§ STATED TASK: Return every line of the material exactly.

§ PROVIDED RECORDS:
"""

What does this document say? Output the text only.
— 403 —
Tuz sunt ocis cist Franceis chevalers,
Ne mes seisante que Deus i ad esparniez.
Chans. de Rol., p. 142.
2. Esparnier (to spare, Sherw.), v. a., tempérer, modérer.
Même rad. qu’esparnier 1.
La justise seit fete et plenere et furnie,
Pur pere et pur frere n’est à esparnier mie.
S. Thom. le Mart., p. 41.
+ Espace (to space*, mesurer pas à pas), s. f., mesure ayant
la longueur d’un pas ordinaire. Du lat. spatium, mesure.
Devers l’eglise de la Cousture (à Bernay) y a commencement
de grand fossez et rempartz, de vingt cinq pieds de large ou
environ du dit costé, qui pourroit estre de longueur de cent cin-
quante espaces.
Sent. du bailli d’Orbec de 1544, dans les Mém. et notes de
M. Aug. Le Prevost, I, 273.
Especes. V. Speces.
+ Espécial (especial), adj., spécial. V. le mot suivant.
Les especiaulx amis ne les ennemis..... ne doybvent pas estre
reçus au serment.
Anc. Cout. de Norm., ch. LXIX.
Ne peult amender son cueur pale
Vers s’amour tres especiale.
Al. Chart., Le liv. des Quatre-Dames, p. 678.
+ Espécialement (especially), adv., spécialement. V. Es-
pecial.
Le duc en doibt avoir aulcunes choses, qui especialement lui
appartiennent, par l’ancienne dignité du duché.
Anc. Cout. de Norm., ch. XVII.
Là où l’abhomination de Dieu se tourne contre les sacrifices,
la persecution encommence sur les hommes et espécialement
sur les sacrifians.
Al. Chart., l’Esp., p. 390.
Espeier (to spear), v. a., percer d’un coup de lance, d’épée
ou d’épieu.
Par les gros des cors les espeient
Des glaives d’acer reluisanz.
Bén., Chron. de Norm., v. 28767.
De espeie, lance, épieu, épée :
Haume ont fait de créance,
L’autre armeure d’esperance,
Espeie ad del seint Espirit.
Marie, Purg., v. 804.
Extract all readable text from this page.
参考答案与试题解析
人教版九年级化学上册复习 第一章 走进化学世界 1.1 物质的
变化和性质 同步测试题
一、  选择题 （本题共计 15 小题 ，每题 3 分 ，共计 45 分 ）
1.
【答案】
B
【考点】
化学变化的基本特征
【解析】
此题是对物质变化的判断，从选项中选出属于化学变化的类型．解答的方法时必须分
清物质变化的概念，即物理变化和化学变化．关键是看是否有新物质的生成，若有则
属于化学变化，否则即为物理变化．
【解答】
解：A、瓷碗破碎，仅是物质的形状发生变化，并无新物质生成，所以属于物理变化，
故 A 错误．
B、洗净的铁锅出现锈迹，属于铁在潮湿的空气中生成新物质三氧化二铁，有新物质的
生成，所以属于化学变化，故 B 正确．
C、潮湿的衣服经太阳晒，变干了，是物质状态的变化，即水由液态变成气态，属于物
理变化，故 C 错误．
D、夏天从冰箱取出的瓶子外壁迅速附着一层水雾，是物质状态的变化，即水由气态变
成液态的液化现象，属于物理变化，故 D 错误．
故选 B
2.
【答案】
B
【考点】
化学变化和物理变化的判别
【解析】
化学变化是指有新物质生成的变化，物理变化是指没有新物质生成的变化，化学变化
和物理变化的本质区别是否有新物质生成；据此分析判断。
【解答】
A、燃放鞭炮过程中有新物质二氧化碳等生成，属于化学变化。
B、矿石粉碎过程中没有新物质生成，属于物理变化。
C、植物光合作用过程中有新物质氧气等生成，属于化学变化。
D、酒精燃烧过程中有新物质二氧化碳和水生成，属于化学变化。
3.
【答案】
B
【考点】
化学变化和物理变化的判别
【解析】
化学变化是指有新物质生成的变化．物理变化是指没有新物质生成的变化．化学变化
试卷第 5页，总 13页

"""

§ FINAL RESULT:
What does this document say? Output the text only.
— 403 —
Tuz sunt ocis cist Franceis chevalers,
Ne mes seisante que Deus i ad esparniez.
Chans. de Rol., p. 142.
2. Esparnier (to spare, Sherw.), v. a., tempérer, modérer.
Même rad. qu’esparnier 1.
La justise seit fete et plenere et furnie,
Pur pere et pur frere n’est à esparnier mie.
S. Thom. le Mart., p. 41.
+ Espace (to space*, mesurer pas à pas), s. f., mesure ayant
la longueur d’un pas ordinaire. Du lat. spatium, mesure.
Devers l’eglise de la Cousture (à Bernay) y a commencement
de grand fossez et rempartz, de vingt cinq pieds de large ou
environ du dit costé, qui pourroit estre de longueur de cent cin-
quante espaces.
Sent. du bailli d’Orbec de 1544, dans les Mém. et notes de
M. Aug. Le Prevost, I, 273.
Especes. V. Speces.
+ Espécial (especial), adj., spécial. V. le mot suivant.
Les especiaulx amis ne les ennemis..... ne doybvent pas estre
reçus au serment.
Anc. Cout. de Norm., ch. LXIX.
Ne peult amender son cueur pale
Vers s’amour tres especiale.
Al. Chart., Le liv. des Quatre-Dames, p. 678.
+ Espécialement (especially), adv., spécialement. V. Es-
pecial.
Le duc en doibt avoir aulcunes choses, qui especialement lui
appartiennent, par l’ancienne dignité du duché.
Anc. Cout. de Norm., ch. XVII.
Là où l’abhomination de Dieu se tourne contre les sacrifices,
la persecution encommence sur les hommes et espécialement
sur les sacrifians.
Al. Chart., l’Esp., p. 390.
Espeier (to spear), v. a., percer d’un coup de lance, d’épée
ou d’épieu.
Par les gros des cors les espeient
Des glaives d’acer reluisanz.
Bén., Chron. de Norm., v. 28767.
De espeie, lance, épieu, épée :
Haume ont fait de créance,
L’autre armeure d’esperance,
Espeie ad del seint Espirit.
Marie, Purg., v. 804.
Extract all readable text from this page.
参考答案与试题解析
人教版九年级化学上册复习 第一章 走进化学世界 1.1 物质的
变化和性质 同步测试题
一、  选择题 （本题共计 15 小题 ，每题 3 分 ，共计 45 分 ）
1.
【答案】
B
【考点】
化学变化的基本特征
【解析】
此题是对物质变化的判断，从选项中选出属于化学变化的类型．解答的方法时必须分
清物质变化的概念，即物理变化和化学变化．关键是看是否有新物质的生成，若有则
属于化学变化，否则即为物理变化．
【解答】
解：A、瓷碗破碎，仅是物质的形状发生变化，并无新物质生成，所以属于物理变化，
故 A 错误．
B、洗净的铁锅出现锈迹，属于铁在潮湿的空气中生成新物质三氧化二铁，有新物质的
生成，所以属于化学变化，故 B 正确．
C、潮湿的衣服经太阳晒，变干了，是物质状态的变化，即水由液态变成气态，属于物
理变化，故 C 错误．
D、夏天从冰箱取出的瓶子外壁迅速附着一层水雾，是物质状态的变化，即水由气态变
成液态的液化现象，属于物理变化，故 D 错误．
故选 B
2.
【答案】
B
【考点】
化学变化和物理变化的判别
【解析】
化学变化是指有新物质生成的变化，物理变化是指没有新物质生成的变化，化学变化
和物理变化的本质区别是否有新物质生成；据此分析判断。
【解答】
A、燃放鞭炮过程中有新物质二氧化碳等生成，属于化学变化。
B、矿石粉碎过程中没有新物质生成，属于物理变化。
C、植物光合作用过程中有新物质氧气等生成，属于化学变化。
D、酒精燃烧过程中有新物质二氧化碳和水生成，属于化学变化。
3.
【答案】
B
【考点】
化学变化和物理变化的判别
【解析】
化学变化是指有新物质生成的变化．物理变化是指没有新物质生成的变化．化学变化
试卷第 5页，总 13页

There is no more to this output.